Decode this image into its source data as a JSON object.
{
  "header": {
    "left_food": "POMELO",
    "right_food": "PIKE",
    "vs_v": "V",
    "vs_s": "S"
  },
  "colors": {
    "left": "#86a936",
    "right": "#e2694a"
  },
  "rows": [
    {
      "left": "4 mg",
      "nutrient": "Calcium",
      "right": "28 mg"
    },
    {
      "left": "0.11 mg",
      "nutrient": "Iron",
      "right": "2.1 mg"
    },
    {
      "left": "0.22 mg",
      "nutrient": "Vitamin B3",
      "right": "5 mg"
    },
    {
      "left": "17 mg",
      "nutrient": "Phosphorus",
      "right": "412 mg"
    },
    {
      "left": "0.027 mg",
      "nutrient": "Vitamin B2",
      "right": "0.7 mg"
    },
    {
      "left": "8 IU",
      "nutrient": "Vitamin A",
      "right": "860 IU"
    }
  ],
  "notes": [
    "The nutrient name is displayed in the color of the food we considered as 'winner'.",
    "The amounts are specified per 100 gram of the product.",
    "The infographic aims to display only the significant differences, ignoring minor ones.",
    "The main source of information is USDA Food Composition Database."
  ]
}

# WHAT YOU NEED TO DO
Reproduce the listing shown above in its entirety, exactly.

# REPLY TO THE TASK
Decode this image into its source data as a JSON object.
{
  "header": {
    "left_food": "POMELO",
    "right_food": "PIKE",
    "vs_v": "V",
    "vs_s": "S"
  },
  "colors": {
    "left": "#86a936",
    "right": "#e2694a"
  },
  "rows": [
    {
      "left": "4 mg",
      "nutrient": "Calcium",
      "right": "28 mg"
    },
    {
      "left": "0.11 mg",
      "nutrient": "Iron",
      "right": "2.1 mg"
    },
    {
      "left": "0.22 mg",
      "nutrient": "Vitamin B3",
      "right": "5 mg"
    },
    {
      "left": "17 mg",
      "nutrient": "Phosphorus",
      "right": "412 mg"
    },
    {
      "left": "0.027 mg",
      "nutrient": "Vitamin B2",
      "right": "0.7 mg"
    },
    {
      "left": "8 IU",
      "nutrient": "Vitamin A",
      "right": "860 IU"
    }
  ],
  "notes": [
    "The nutrient name is displayed in the color of the food we considered as 'winner'.",
    "The amounts are specified per 100 gram of the product.",
    "The infographic aims to display only the significant differences, ignoring minor ones.",
    "The main source of information is USDA Food Composition Database."
  ]
}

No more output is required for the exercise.